*Task to complete*.
The records below are split into lines. How many of those lines contain the string "Difference"? Reply with the number only.

Rows from a figure dataset:
┄┄┄┄┄┄┄┄┄┄┄┄┄┄┄┄┄┄┄┄

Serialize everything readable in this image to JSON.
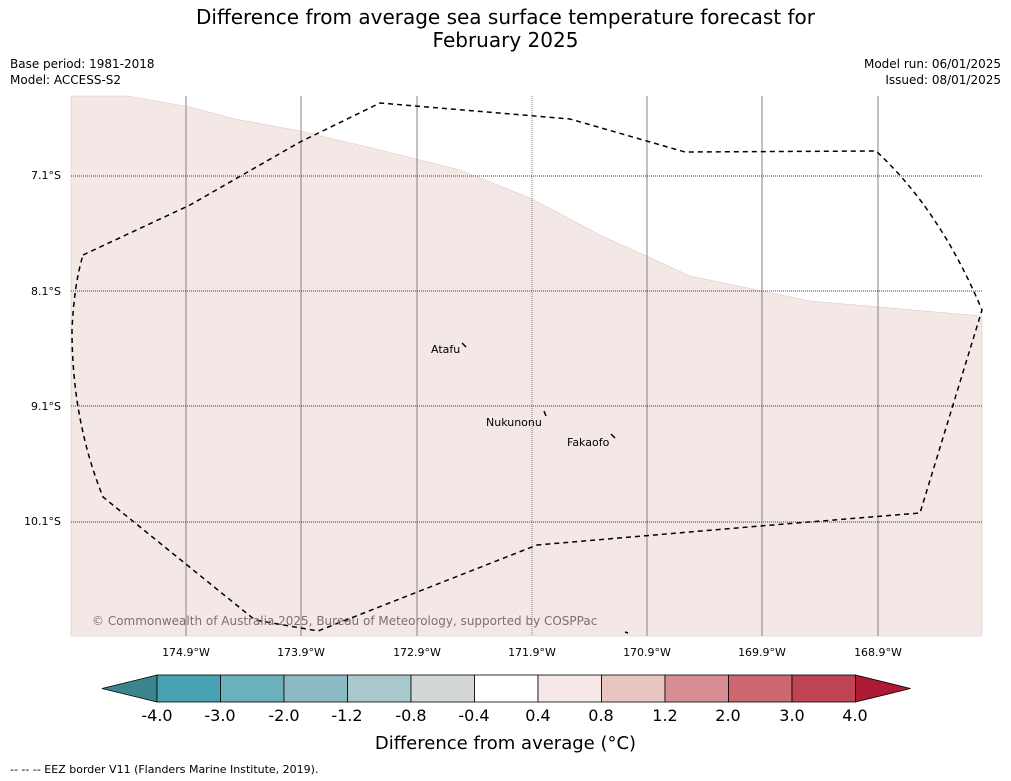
{
  "title": {
    "line1": "Difference from average sea surface temperature forecast for",
    "line2": "February 2025"
  },
  "meta": {
    "base_period": "Base period: 1981-2018",
    "model": "Model: ACCESS-S2",
    "model_run": "Model run: 06/01/2025",
    "issued": "Issued: 08/01/2025"
  },
  "map": {
    "latitude_labels": [
      "7.1°S",
      "8.1°S",
      "9.1°S",
      "10.1°S"
    ],
    "longitude_labels": [
      "174.9°W",
      "173.9°W",
      "172.9°W",
      "171.9°W",
      "170.9°W",
      "169.9°W",
      "168.9°W"
    ],
    "places": [
      "Atafu",
      "Nukunonu",
      "Fakaofo"
    ],
    "copyright": "© Commonwealth of Australia 2025, Bureau of Meteorology, supported by COSPPac",
    "fill_color": "#f4e8e7",
    "fill_category": "0.4 to 0.8"
  },
  "colorbar": {
    "ticks": [
      "-4.0",
      "-3.0",
      "-2.0",
      "-1.2",
      "-0.8",
      "-0.4",
      "0.4",
      "0.8",
      "1.2",
      "2.0",
      "3.0",
      "4.0"
    ],
    "colors": [
      "#3b8590",
      "#47a3b3",
      "#6cb0bd",
      "#8bbac3",
      "#a8c8cc",
      "#d3d7d8",
      "#ffffff",
      "#f6e8e7",
      "#e9c5c1",
      "#d98e95",
      "#cd6870",
      "#bf4353",
      "#ae1a35"
    ],
    "label": "Difference from average (°C)"
  },
  "footer": "--  --  -- EEZ border V11 (Flanders Marine Institute, 2019)."
}
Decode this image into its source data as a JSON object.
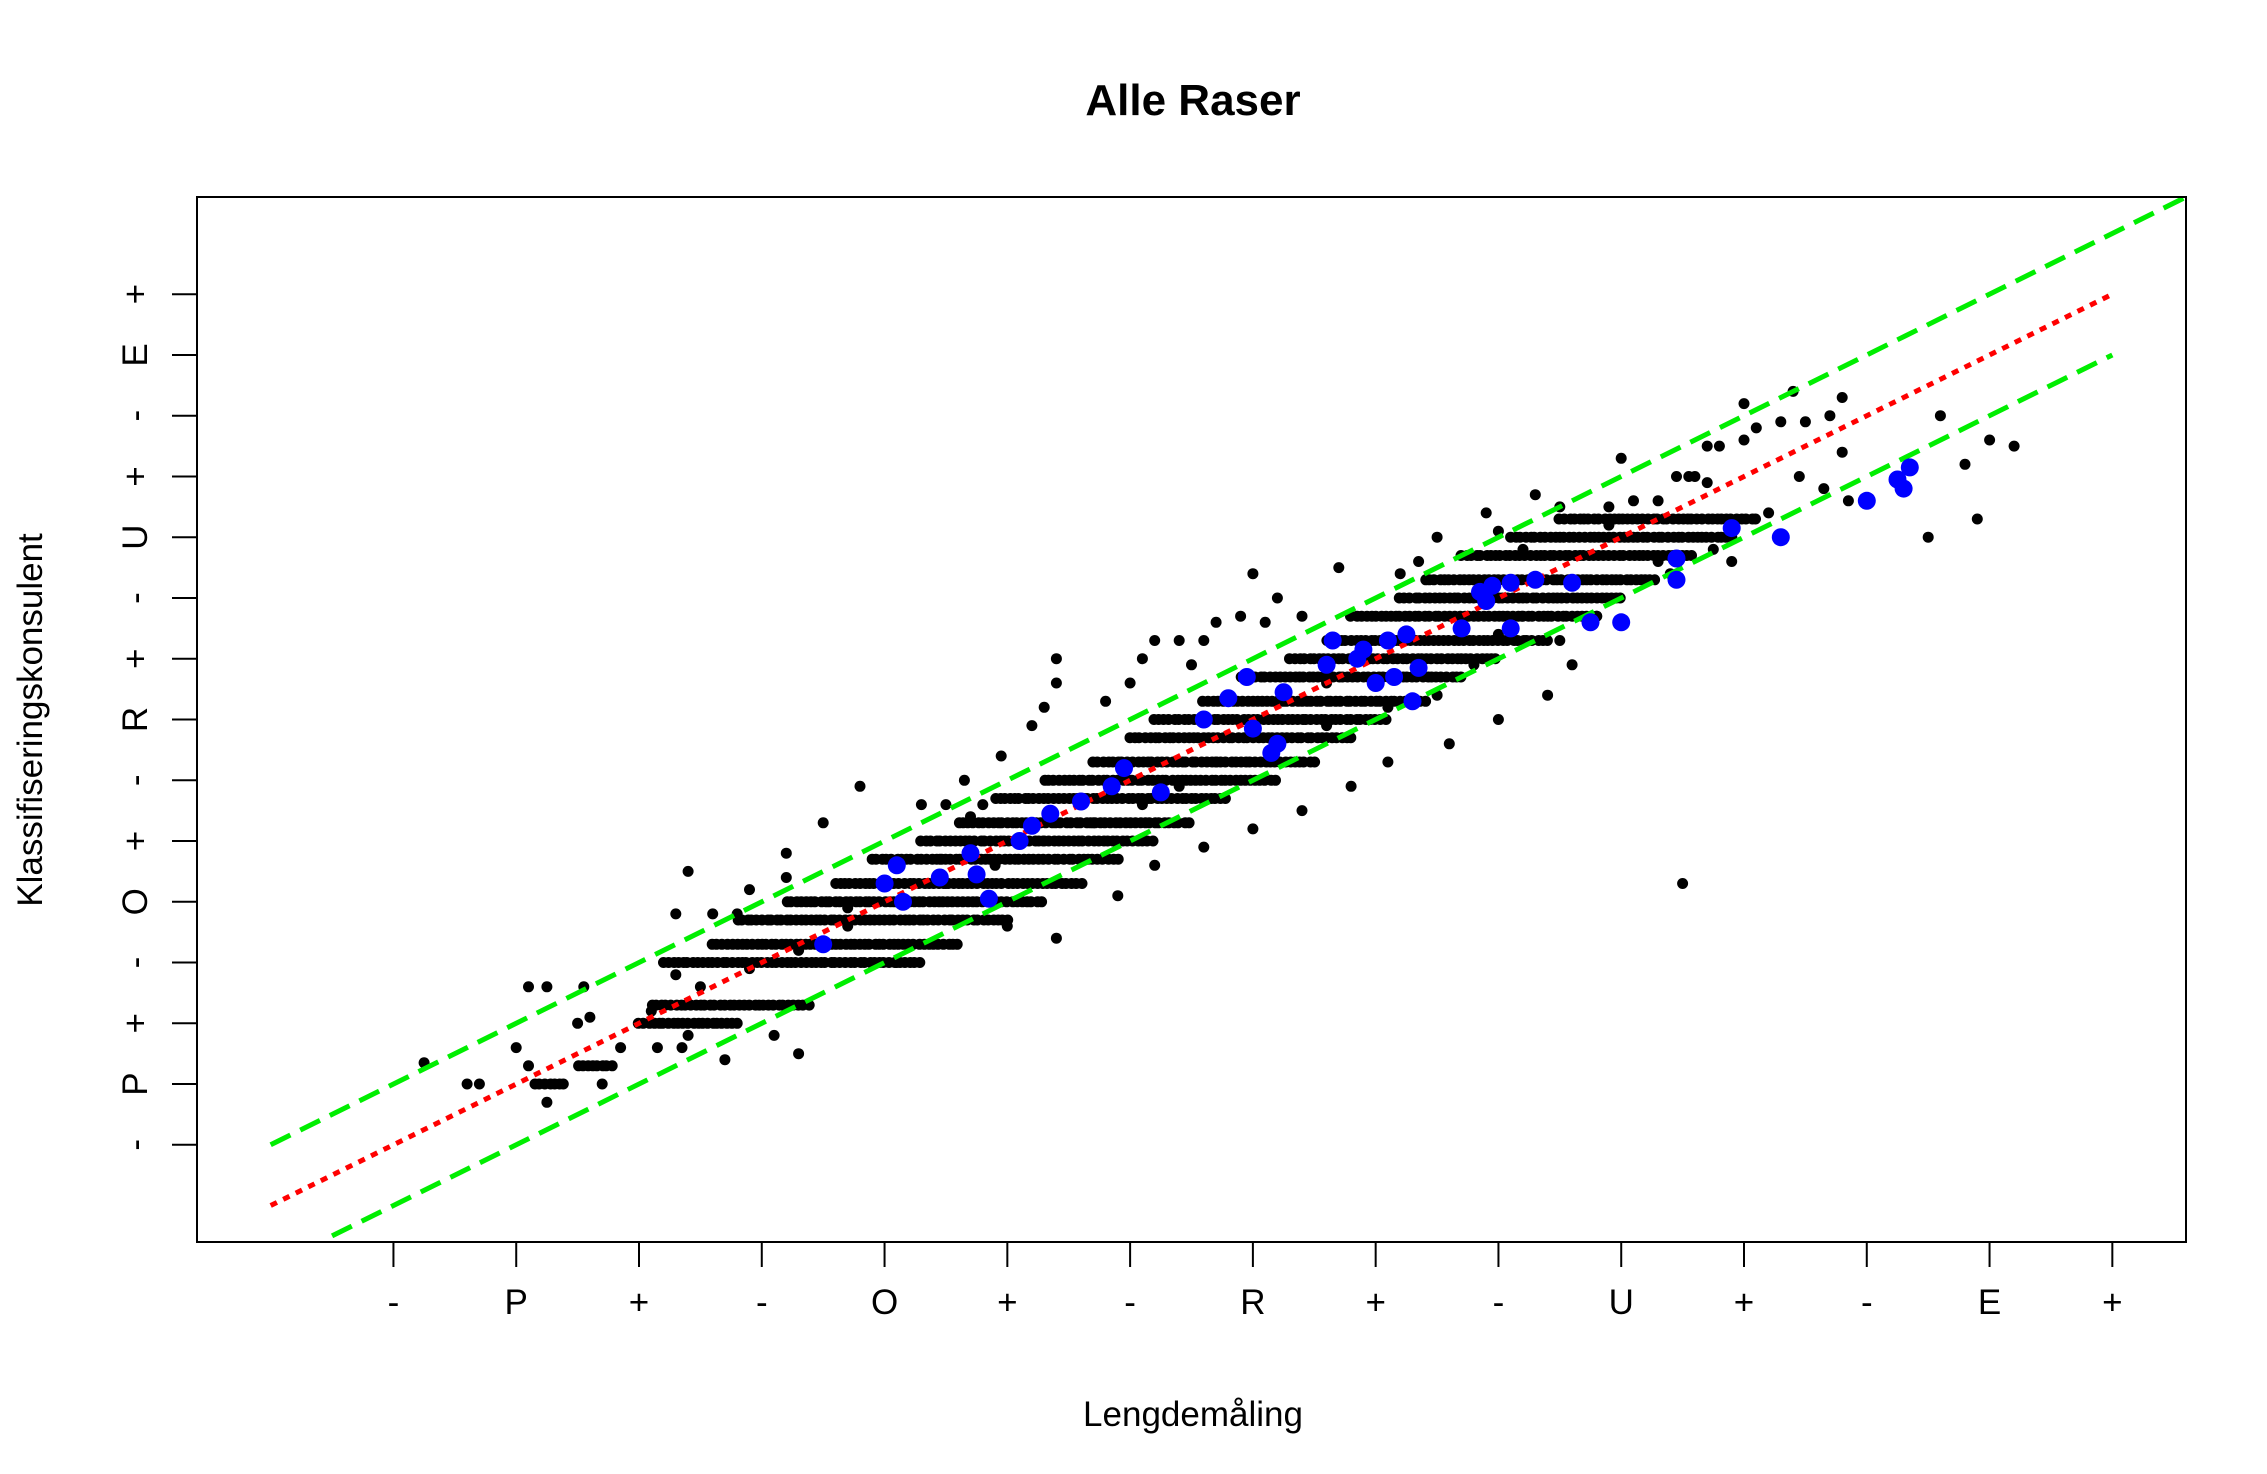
{
  "chart_data": {
    "type": "scatter",
    "title": "Alle Raser",
    "xlabel": "Lengdemåling",
    "ylabel": "Klassifiseringskonsulent",
    "xlim": [
      -0.6,
      15.6
    ],
    "ylim": [
      -1.6,
      15.6
    ],
    "x_ticks": [
      {
        "value": 1,
        "label": "-"
      },
      {
        "value": 2,
        "label": "P"
      },
      {
        "value": 3,
        "label": "+"
      },
      {
        "value": 4,
        "label": "-"
      },
      {
        "value": 5,
        "label": "O"
      },
      {
        "value": 6,
        "label": "+"
      },
      {
        "value": 7,
        "label": "-"
      },
      {
        "value": 8,
        "label": "R"
      },
      {
        "value": 9,
        "label": "+"
      },
      {
        "value": 10,
        "label": "-"
      },
      {
        "value": 11,
        "label": "U"
      },
      {
        "value": 12,
        "label": "+"
      },
      {
        "value": 13,
        "label": "-"
      },
      {
        "value": 14,
        "label": "E"
      },
      {
        "value": 15,
        "label": "+"
      }
    ],
    "y_ticks": [
      {
        "value": 0,
        "label": "-"
      },
      {
        "value": 1,
        "label": "P"
      },
      {
        "value": 2,
        "label": "+"
      },
      {
        "value": 3,
        "label": "-"
      },
      {
        "value": 4,
        "label": "O"
      },
      {
        "value": 5,
        "label": "+"
      },
      {
        "value": 6,
        "label": "-"
      },
      {
        "value": 7,
        "label": "R"
      },
      {
        "value": 8,
        "label": "+"
      },
      {
        "value": 9,
        "label": "-"
      },
      {
        "value": 10,
        "label": "U"
      },
      {
        "value": 11,
        "label": "+"
      },
      {
        "value": 12,
        "label": "-"
      },
      {
        "value": 13,
        "label": "E"
      },
      {
        "value": 14,
        "label": "+"
      }
    ],
    "grid": false,
    "colors": {
      "points": "#000000",
      "highlight": "#0000ff",
      "fit": "#ff0000",
      "band": "#00ee00"
    },
    "lines": [
      {
        "style": "dotted",
        "color": "#ff0000",
        "x": [
          0,
          15
        ],
        "y": [
          -1,
          14
        ]
      },
      {
        "style": "dashed",
        "color": "#00ee00",
        "x": [
          0,
          15.6
        ],
        "y": [
          0,
          15.6
        ]
      },
      {
        "style": "dashed",
        "color": "#00ee00",
        "x": [
          0.5,
          15
        ],
        "y": [
          -1.5,
          13
        ]
      }
    ],
    "clusters": [
      {
        "y": 1.0,
        "x_from": 2.15,
        "x_to": 2.4
      },
      {
        "y": 1.3,
        "x_from": 2.5,
        "x_to": 2.8
      },
      {
        "y": 2.0,
        "x_from": 3.0,
        "x_to": 3.8
      },
      {
        "y": 2.3,
        "x_from": 3.1,
        "x_to": 4.4
      },
      {
        "y": 3.0,
        "x_from": 3.2,
        "x_to": 5.3
      },
      {
        "y": 3.3,
        "x_from": 3.6,
        "x_to": 5.6
      },
      {
        "y": 3.7,
        "x_from": 3.8,
        "x_to": 6.0
      },
      {
        "y": 4.0,
        "x_from": 4.2,
        "x_to": 6.3
      },
      {
        "y": 4.3,
        "x_from": 4.6,
        "x_to": 6.6
      },
      {
        "y": 4.7,
        "x_from": 4.9,
        "x_to": 6.9
      },
      {
        "y": 5.0,
        "x_from": 5.3,
        "x_to": 7.2
      },
      {
        "y": 5.3,
        "x_from": 5.6,
        "x_to": 7.5
      },
      {
        "y": 5.7,
        "x_from": 5.9,
        "x_to": 7.8
      },
      {
        "y": 6.0,
        "x_from": 6.3,
        "x_to": 8.2
      },
      {
        "y": 6.3,
        "x_from": 6.7,
        "x_to": 8.5
      },
      {
        "y": 6.7,
        "x_from": 7.0,
        "x_to": 8.8
      },
      {
        "y": 7.0,
        "x_from": 7.2,
        "x_to": 9.1
      },
      {
        "y": 7.3,
        "x_from": 7.6,
        "x_to": 9.4
      },
      {
        "y": 7.7,
        "x_from": 7.9,
        "x_to": 9.7
      },
      {
        "y": 8.0,
        "x_from": 8.3,
        "x_to": 10.0
      },
      {
        "y": 8.3,
        "x_from": 8.6,
        "x_to": 10.4
      },
      {
        "y": 8.7,
        "x_from": 8.8,
        "x_to": 10.8
      },
      {
        "y": 9.0,
        "x_from": 9.2,
        "x_to": 11.0
      },
      {
        "y": 9.3,
        "x_from": 9.4,
        "x_to": 11.3
      },
      {
        "y": 9.7,
        "x_from": 9.7,
        "x_to": 11.6
      },
      {
        "y": 10.0,
        "x_from": 10.1,
        "x_to": 11.9
      },
      {
        "y": 10.3,
        "x_from": 10.5,
        "x_to": 12.1
      }
    ],
    "series": [
      {
        "color": "#000000",
        "points": [
          [
            2.25,
            0.7
          ],
          [
            2.1,
            1.3
          ],
          [
            1.25,
            1.35
          ],
          [
            1.6,
            1.0
          ],
          [
            1.7,
            1.0
          ],
          [
            2.0,
            1.6
          ],
          [
            2.7,
            1.0
          ],
          [
            2.85,
            1.6
          ],
          [
            3.15,
            1.6
          ],
          [
            3.35,
            1.6
          ],
          [
            3.4,
            1.8
          ],
          [
            2.5,
            2.0
          ],
          [
            2.6,
            2.1
          ],
          [
            2.1,
            2.6
          ],
          [
            2.25,
            2.6
          ],
          [
            2.55,
            2.6
          ],
          [
            3.7,
            1.4
          ],
          [
            4.3,
            1.5
          ],
          [
            4.1,
            1.8
          ],
          [
            3.3,
            3.8
          ],
          [
            3.6,
            3.8
          ],
          [
            3.8,
            3.8
          ],
          [
            3.4,
            4.5
          ],
          [
            4.2,
            4.4
          ],
          [
            4.5,
            5.3
          ],
          [
            4.8,
            5.9
          ],
          [
            4.2,
            4.8
          ],
          [
            3.9,
            4.2
          ],
          [
            5.3,
            5.6
          ],
          [
            5.5,
            5.6
          ],
          [
            5.7,
            5.4
          ],
          [
            5.8,
            5.6
          ],
          [
            5.65,
            6.0
          ],
          [
            5.95,
            6.4
          ],
          [
            6.2,
            6.9
          ],
          [
            6.4,
            7.6
          ],
          [
            6.4,
            8.0
          ],
          [
            6.3,
            7.2
          ],
          [
            7.1,
            8.0
          ],
          [
            7.2,
            8.3
          ],
          [
            7.4,
            8.3
          ],
          [
            7.6,
            8.3
          ],
          [
            7.9,
            8.7
          ],
          [
            8.2,
            9.0
          ],
          [
            8.4,
            8.7
          ],
          [
            8.0,
            9.4
          ],
          [
            8.6,
            7.6
          ],
          [
            8.9,
            8.2
          ],
          [
            9.2,
            9.4
          ],
          [
            9.35,
            9.6
          ],
          [
            10.0,
            10.1
          ],
          [
            10.2,
            9.8
          ],
          [
            10.5,
            10.5
          ],
          [
            10.9,
            10.5
          ],
          [
            11.1,
            10.6
          ],
          [
            11.3,
            10.6
          ],
          [
            11.45,
            11.0
          ],
          [
            11.55,
            11.0
          ],
          [
            11.7,
            11.5
          ],
          [
            11.8,
            11.5
          ],
          [
            12.0,
            11.6
          ],
          [
            12.1,
            11.8
          ],
          [
            12.3,
            11.9
          ],
          [
            12.5,
            11.9
          ],
          [
            12.7,
            12.0
          ],
          [
            12.8,
            11.4
          ],
          [
            13.6,
            12.0
          ],
          [
            13.8,
            11.2
          ],
          [
            14.0,
            11.6
          ],
          [
            14.2,
            11.5
          ],
          [
            12.2,
            10.4
          ],
          [
            12.45,
            11.0
          ],
          [
            12.65,
            10.8
          ],
          [
            12.85,
            10.6
          ],
          [
            11.9,
            9.6
          ],
          [
            11.75,
            9.8
          ],
          [
            11.4,
            9.4
          ],
          [
            10.8,
            8.7
          ],
          [
            10.5,
            8.3
          ],
          [
            10.2,
            8.7
          ],
          [
            9.8,
            7.9
          ],
          [
            9.5,
            7.4
          ],
          [
            9.1,
            7.2
          ],
          [
            8.6,
            6.9
          ],
          [
            8.2,
            6.6
          ],
          [
            7.7,
            6.3
          ],
          [
            7.4,
            5.9
          ],
          [
            7.1,
            5.6
          ],
          [
            6.7,
            5.3
          ],
          [
            6.3,
            5.0
          ],
          [
            5.9,
            4.6
          ],
          [
            5.5,
            4.3
          ],
          [
            5.1,
            4.0
          ],
          [
            4.7,
            3.6
          ],
          [
            4.3,
            3.2
          ],
          [
            3.9,
            2.9
          ],
          [
            3.5,
            2.6
          ],
          [
            3.1,
            2.2
          ],
          [
            6.8,
            7.3
          ],
          [
            7.0,
            7.6
          ],
          [
            7.5,
            7.9
          ],
          [
            7.7,
            8.6
          ],
          [
            8.7,
            9.5
          ],
          [
            9.5,
            10.0
          ],
          [
            10.3,
            10.7
          ],
          [
            9.9,
            10.4
          ],
          [
            11.0,
            11.3
          ],
          [
            12.0,
            12.2
          ],
          [
            12.4,
            12.4
          ],
          [
            11.7,
            10.9
          ],
          [
            10.9,
            10.2
          ],
          [
            8.1,
            8.6
          ],
          [
            9.0,
            7.6
          ],
          [
            10.0,
            8.4
          ],
          [
            11.3,
            9.6
          ],
          [
            11.6,
            11.0
          ],
          [
            12.8,
            12.3
          ],
          [
            13.5,
            10.0
          ],
          [
            13.9,
            10.3
          ],
          [
            11.5,
            4.3
          ],
          [
            10.6,
            7.9
          ],
          [
            5.45,
            4.7
          ],
          [
            4.7,
            3.9
          ],
          [
            3.3,
            2.8
          ],
          [
            5.1,
            3.0
          ],
          [
            6.0,
            3.6
          ],
          [
            6.4,
            3.4
          ],
          [
            6.9,
            4.1
          ],
          [
            7.2,
            4.6
          ],
          [
            7.6,
            4.9
          ],
          [
            8.0,
            5.2
          ],
          [
            8.4,
            5.5
          ],
          [
            8.8,
            5.9
          ],
          [
            9.1,
            6.3
          ],
          [
            9.6,
            6.6
          ],
          [
            10.0,
            7.0
          ],
          [
            10.4,
            7.4
          ]
        ]
      },
      {
        "color": "#0000ff",
        "points": [
          [
            4.5,
            3.3
          ],
          [
            5.0,
            4.3
          ],
          [
            5.1,
            4.6
          ],
          [
            5.15,
            4.0
          ],
          [
            5.45,
            4.4
          ],
          [
            5.7,
            4.8
          ],
          [
            5.75,
            4.45
          ],
          [
            5.85,
            4.05
          ],
          [
            6.1,
            5.0
          ],
          [
            6.2,
            5.25
          ],
          [
            6.35,
            5.45
          ],
          [
            6.6,
            5.65
          ],
          [
            6.85,
            5.9
          ],
          [
            6.95,
            6.2
          ],
          [
            7.25,
            5.8
          ],
          [
            7.6,
            7.0
          ],
          [
            7.8,
            7.35
          ],
          [
            7.95,
            7.7
          ],
          [
            8.0,
            6.85
          ],
          [
            8.15,
            6.45
          ],
          [
            8.2,
            6.6
          ],
          [
            8.25,
            7.45
          ],
          [
            8.6,
            7.9
          ],
          [
            8.65,
            8.3
          ],
          [
            8.85,
            8.0
          ],
          [
            8.9,
            8.15
          ],
          [
            9.0,
            7.6
          ],
          [
            9.1,
            8.3
          ],
          [
            9.15,
            7.7
          ],
          [
            9.25,
            8.4
          ],
          [
            9.3,
            7.3
          ],
          [
            9.35,
            7.85
          ],
          [
            9.7,
            8.5
          ],
          [
            9.85,
            9.1
          ],
          [
            9.95,
            9.2
          ],
          [
            10.1,
            8.5
          ],
          [
            10.1,
            9.25
          ],
          [
            10.3,
            9.3
          ],
          [
            10.75,
            8.6
          ],
          [
            11.0,
            8.6
          ],
          [
            11.45,
            9.3
          ],
          [
            11.45,
            9.65
          ],
          [
            11.9,
            10.15
          ],
          [
            12.3,
            10.0
          ],
          [
            13.0,
            10.6
          ],
          [
            13.25,
            10.95
          ],
          [
            13.3,
            10.8
          ],
          [
            13.35,
            11.15
          ],
          [
            10.6,
            9.25
          ],
          [
            9.9,
            8.95
          ]
        ]
      }
    ]
  }
}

┄┄┄┄┄┄┄┄┄┄┄┄┄┄┄┄┄┄┄┄

*Correct output*.
2